[EXERCISE INSTRUCTIONS]: Output only the lines from the line holding "What data populates" through the close of the records, exactly as they appear, with all pictures omitted.

Extracted records
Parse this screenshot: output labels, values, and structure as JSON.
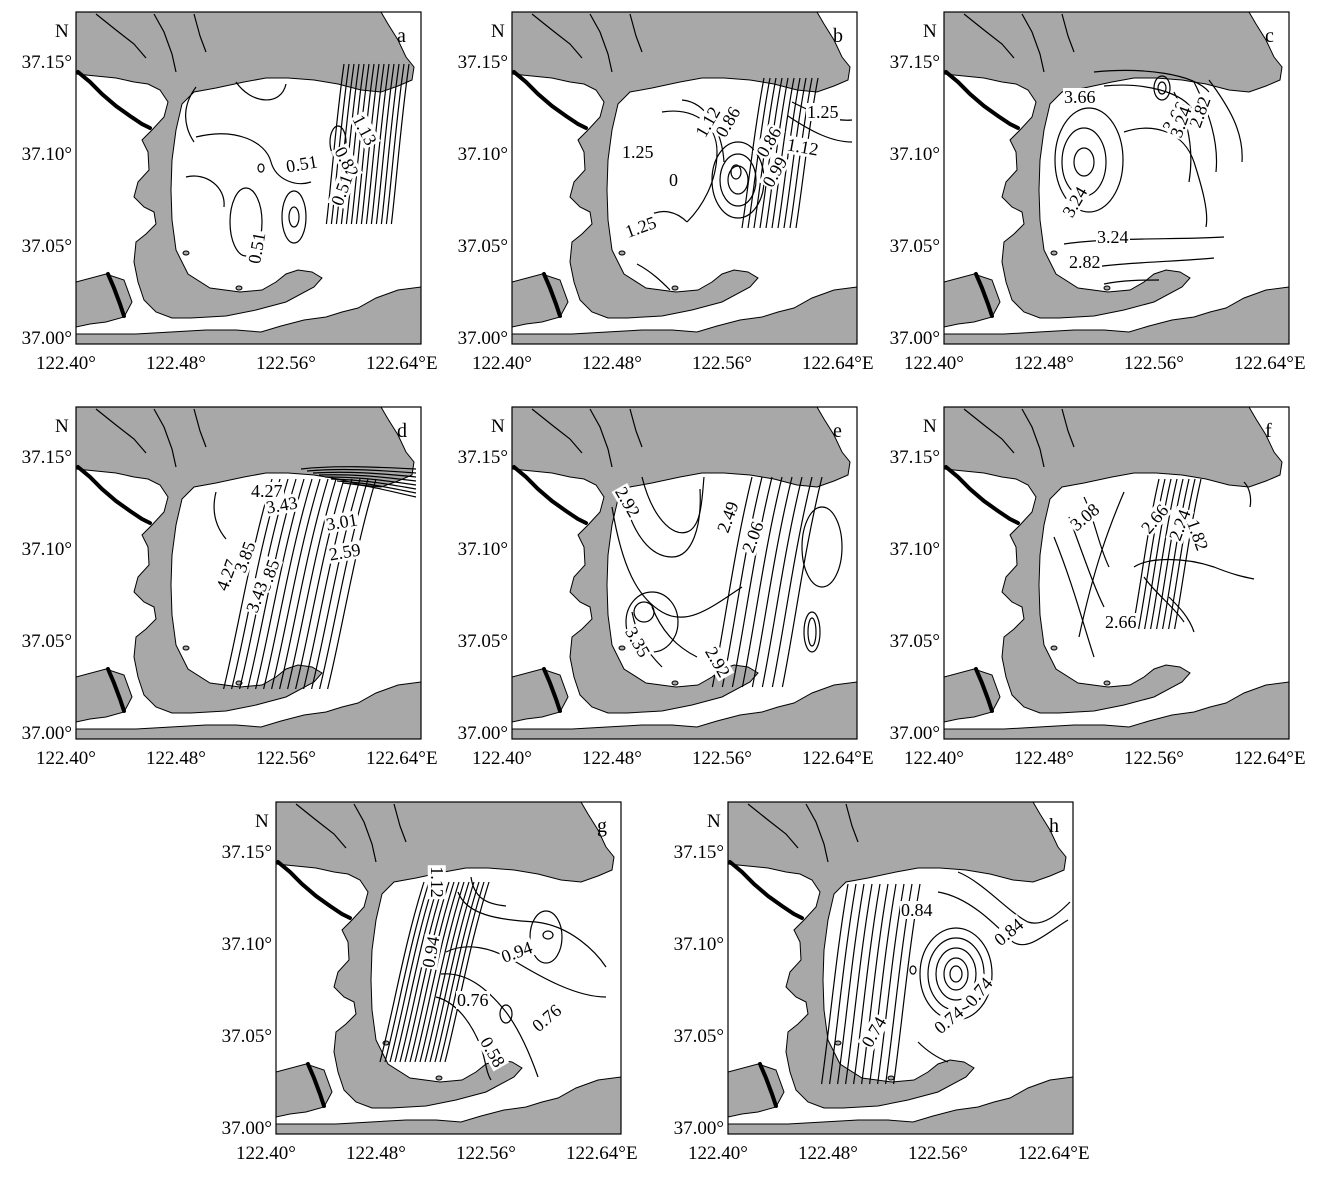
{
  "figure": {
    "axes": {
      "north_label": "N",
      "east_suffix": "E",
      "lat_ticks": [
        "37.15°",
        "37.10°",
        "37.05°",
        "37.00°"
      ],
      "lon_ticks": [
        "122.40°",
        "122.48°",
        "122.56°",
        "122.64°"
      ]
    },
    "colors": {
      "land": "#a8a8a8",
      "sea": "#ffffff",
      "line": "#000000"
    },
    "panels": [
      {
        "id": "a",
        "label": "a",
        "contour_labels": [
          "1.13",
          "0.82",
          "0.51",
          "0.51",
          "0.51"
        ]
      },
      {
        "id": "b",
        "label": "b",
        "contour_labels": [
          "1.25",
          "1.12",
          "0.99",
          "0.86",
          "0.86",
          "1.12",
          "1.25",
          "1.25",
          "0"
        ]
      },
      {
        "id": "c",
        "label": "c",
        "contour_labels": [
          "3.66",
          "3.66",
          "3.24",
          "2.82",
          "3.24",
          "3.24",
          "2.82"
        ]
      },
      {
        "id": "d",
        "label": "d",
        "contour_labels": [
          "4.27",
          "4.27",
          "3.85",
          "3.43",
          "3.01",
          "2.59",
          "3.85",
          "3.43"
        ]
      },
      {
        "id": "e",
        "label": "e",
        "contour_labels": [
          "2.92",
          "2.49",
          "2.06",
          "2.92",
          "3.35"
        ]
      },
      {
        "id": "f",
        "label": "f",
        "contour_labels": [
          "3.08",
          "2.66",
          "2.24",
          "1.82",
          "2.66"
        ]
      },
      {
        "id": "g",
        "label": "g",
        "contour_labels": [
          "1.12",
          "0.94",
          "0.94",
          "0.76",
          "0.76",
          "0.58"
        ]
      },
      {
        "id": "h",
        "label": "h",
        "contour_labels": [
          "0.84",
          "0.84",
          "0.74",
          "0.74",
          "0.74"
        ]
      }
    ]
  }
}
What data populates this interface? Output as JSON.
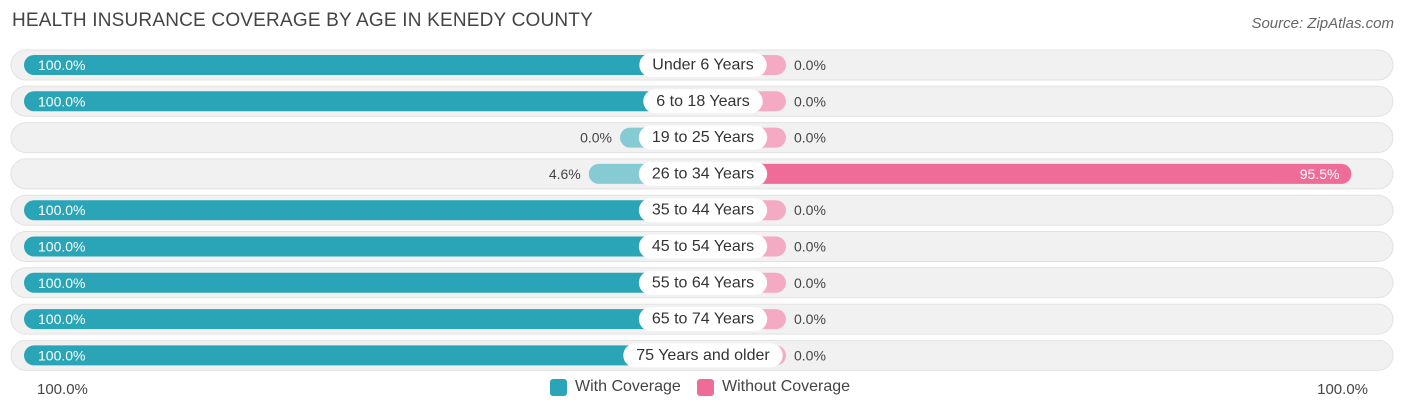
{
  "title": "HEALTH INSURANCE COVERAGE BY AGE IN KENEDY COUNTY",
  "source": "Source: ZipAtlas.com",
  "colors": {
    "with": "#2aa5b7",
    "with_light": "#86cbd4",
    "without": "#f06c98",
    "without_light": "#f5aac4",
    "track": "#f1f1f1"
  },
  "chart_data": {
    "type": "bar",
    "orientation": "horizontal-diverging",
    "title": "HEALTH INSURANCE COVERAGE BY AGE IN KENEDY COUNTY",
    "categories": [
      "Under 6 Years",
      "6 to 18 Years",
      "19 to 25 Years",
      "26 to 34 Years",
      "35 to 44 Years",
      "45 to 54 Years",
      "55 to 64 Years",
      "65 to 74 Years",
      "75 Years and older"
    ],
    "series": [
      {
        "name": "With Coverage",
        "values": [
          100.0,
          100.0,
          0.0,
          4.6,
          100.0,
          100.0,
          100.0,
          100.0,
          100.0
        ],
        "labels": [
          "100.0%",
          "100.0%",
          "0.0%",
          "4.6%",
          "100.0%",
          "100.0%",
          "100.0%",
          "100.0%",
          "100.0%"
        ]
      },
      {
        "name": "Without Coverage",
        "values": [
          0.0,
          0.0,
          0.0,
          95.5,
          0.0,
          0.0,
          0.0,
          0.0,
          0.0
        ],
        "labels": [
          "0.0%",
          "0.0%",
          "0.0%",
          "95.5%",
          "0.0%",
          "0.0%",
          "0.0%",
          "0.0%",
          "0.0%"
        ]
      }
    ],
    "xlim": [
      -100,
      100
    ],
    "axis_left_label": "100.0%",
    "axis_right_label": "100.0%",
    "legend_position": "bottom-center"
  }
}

[FULL RESPONSE]:
What data populates this interface? Output as JSON.
{
  "title": "HEALTH INSURANCE COVERAGE BY AGE IN KENEDY COUNTY",
  "source": "Source: ZipAtlas.com",
  "colors": {
    "with": "#2aa5b7",
    "with_light": "#86cbd4",
    "without": "#f06c98",
    "without_light": "#f5aac4",
    "track": "#f1f1f1"
  },
  "chart_data": {
    "type": "bar",
    "orientation": "horizontal-diverging",
    "title": "HEALTH INSURANCE COVERAGE BY AGE IN KENEDY COUNTY",
    "categories": [
      "Under 6 Years",
      "6 to 18 Years",
      "19 to 25 Years",
      "26 to 34 Years",
      "35 to 44 Years",
      "45 to 54 Years",
      "55 to 64 Years",
      "65 to 74 Years",
      "75 Years and older"
    ],
    "series": [
      {
        "name": "With Coverage",
        "values": [
          100.0,
          100.0,
          0.0,
          4.6,
          100.0,
          100.0,
          100.0,
          100.0,
          100.0
        ],
        "labels": [
          "100.0%",
          "100.0%",
          "0.0%",
          "4.6%",
          "100.0%",
          "100.0%",
          "100.0%",
          "100.0%",
          "100.0%"
        ]
      },
      {
        "name": "Without Coverage",
        "values": [
          0.0,
          0.0,
          0.0,
          95.5,
          0.0,
          0.0,
          0.0,
          0.0,
          0.0
        ],
        "labels": [
          "0.0%",
          "0.0%",
          "0.0%",
          "95.5%",
          "0.0%",
          "0.0%",
          "0.0%",
          "0.0%",
          "0.0%"
        ]
      }
    ],
    "xlim": [
      -100,
      100
    ],
    "axis_left_label": "100.0%",
    "axis_right_label": "100.0%",
    "legend_position": "bottom-center"
  }
}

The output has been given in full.